EXERCISE INPUTS>

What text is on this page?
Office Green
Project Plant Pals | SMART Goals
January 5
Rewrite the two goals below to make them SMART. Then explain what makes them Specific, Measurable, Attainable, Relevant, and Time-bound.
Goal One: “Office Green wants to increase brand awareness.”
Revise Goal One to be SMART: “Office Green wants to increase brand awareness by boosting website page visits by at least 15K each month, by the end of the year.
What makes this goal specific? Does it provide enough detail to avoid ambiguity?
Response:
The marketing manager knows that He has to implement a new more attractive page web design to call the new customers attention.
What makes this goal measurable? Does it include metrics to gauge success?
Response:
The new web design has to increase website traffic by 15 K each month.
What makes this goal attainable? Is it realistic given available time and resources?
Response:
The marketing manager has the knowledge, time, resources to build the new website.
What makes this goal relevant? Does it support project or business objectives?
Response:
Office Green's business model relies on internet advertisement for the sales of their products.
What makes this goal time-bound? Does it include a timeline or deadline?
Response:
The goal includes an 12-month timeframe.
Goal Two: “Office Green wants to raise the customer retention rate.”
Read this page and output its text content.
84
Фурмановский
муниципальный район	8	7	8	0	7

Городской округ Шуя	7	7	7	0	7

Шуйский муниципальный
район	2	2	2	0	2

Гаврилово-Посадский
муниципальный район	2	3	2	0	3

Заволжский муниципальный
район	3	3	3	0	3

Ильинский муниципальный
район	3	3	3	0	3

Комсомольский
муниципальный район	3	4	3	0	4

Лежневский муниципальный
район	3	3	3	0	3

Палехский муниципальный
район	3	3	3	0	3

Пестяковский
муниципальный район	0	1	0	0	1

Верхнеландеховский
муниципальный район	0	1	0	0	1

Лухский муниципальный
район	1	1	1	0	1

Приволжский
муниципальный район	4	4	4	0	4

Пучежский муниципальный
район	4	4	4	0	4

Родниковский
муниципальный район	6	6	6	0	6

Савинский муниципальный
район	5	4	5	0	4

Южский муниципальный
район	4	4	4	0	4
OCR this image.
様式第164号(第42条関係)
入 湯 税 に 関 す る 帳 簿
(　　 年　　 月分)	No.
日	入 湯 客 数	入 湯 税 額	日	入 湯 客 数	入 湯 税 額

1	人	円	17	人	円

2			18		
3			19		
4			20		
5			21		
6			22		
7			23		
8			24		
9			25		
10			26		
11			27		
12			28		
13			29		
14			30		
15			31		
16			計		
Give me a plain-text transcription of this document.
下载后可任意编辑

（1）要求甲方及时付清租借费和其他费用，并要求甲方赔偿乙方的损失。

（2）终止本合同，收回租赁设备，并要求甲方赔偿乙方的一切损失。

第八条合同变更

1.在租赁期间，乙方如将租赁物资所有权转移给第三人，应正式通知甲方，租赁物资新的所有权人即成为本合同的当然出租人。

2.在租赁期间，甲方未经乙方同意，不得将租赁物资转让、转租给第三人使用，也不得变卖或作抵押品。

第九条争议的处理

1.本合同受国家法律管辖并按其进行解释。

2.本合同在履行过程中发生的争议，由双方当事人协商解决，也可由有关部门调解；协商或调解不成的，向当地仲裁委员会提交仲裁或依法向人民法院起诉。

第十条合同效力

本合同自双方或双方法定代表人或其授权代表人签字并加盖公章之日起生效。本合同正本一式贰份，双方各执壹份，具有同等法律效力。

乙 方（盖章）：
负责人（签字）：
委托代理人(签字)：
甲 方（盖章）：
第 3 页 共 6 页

INSTRUCTIONS TO FOLLOW> Restate each entry exactly, skipping none.

THE OUTPUT>
What text is on this page?
Office Green
Project Plant Pals | SMART Goals
January 5
Rewrite the two goals below to make them SMART. Then explain what makes them Specific, Measurable, Attainable, Relevant, and Time-bound.
Goal One: “Office Green wants to increase brand awareness.”
Revise Goal One to be SMART: “Office Green wants to increase brand awareness by boosting website page visits by at least 15K each month, by the end of the year.
What makes this goal specific? Does it provide enough detail to avoid ambiguity?
Response:
The marketing manager knows that He has to implement a new more attractive page web design to call the new customers attention.
What makes this goal measurable? Does it include metrics to gauge success?
Response:
The new web design has to increase website traffic by 15 K each month.
What makes this goal attainable? Is it realistic given available time and resources?
Response:
The marketing manager has the knowledge, time, resources to build the new website.
What makes this goal relevant? Does it support project or business objectives?
Response:
Office Green's business model relies on internet advertisement for the sales of their products.
What makes this goal time-bound? Does it include a timeline or deadline?
Response:
The goal includes an 12-month timeframe.
Goal Two: “Office Green wants to raise the customer retention rate.”
Read this page and output its text content.
84
Фурмановский
муниципальный район	8	7	8	0	7

Городской округ Шуя	7	7	7	0	7

Шуйский муниципальный
район	2	2	2	0	2

Гаврилово-Посадский
муниципальный район	2	3	2	0	3

Заволжский муниципальный
район	3	3	3	0	3

Ильинский муниципальный
район	3	3	3	0	3

Комсомольский
муниципальный район	3	4	3	0	4

Лежневский муниципальный
район	3	3	3	0	3

Палехский муниципальный
район	3	3	3	0	3

Пестяковский
муниципальный район	0	1	0	0	1

Верхнеландеховский
муниципальный район	0	1	0	0	1

Лухский муниципальный
район	1	1	1	0	1

Приволжский
муниципальный район	4	4	4	0	4

Пучежский муниципальный
район	4	4	4	0	4

Родниковский
муниципальный район	6	6	6	0	6

Савинский муниципальный
район	5	4	5	0	4

Южский муниципальный
район	4	4	4	0	4
OCR this image.
様式第164号(第42条関係)
入 湯 税 に 関 す る 帳 簿
(　　 年　　 月分)	No.
日	入 湯 客 数	入 湯 税 額	日	入 湯 客 数	入 湯 税 額

1	人	円	17	人	円

2			18		
3			19		
4			20		
5			21		
6			22		
7			23		
8			24		
9			25		
10			26		
11			27		
12			28		
13			29		
14			30		
15			31		
16			計		
Give me a plain-text transcription of this document.
下载后可任意编辑

（1）要求甲方及时付清租借费和其他费用，并要求甲方赔偿乙方的损失。

（2）终止本合同，收回租赁设备，并要求甲方赔偿乙方的一切损失。

第八条合同变更

1.在租赁期间，乙方如将租赁物资所有权转移给第三人，应正式通知甲方，租赁物资新的所有权人即成为本合同的当然出租人。

2.在租赁期间，甲方未经乙方同意，不得将租赁物资转让、转租给第三人使用，也不得变卖或作抵押品。

第九条争议的处理

1.本合同受国家法律管辖并按其进行解释。

2.本合同在履行过程中发生的争议，由双方当事人协商解决，也可由有关部门调解；协商或调解不成的，向当地仲裁委员会提交仲裁或依法向人民法院起诉。

第十条合同效力

本合同自双方或双方法定代表人或其授权代表人签字并加盖公章之日起生效。本合同正本一式贰份，双方各执壹份，具有同等法律效力。

乙 方（盖章）：
负责人（签字）：
委托代理人(签字)：
甲 方（盖章）：
第 3 页 共 6 页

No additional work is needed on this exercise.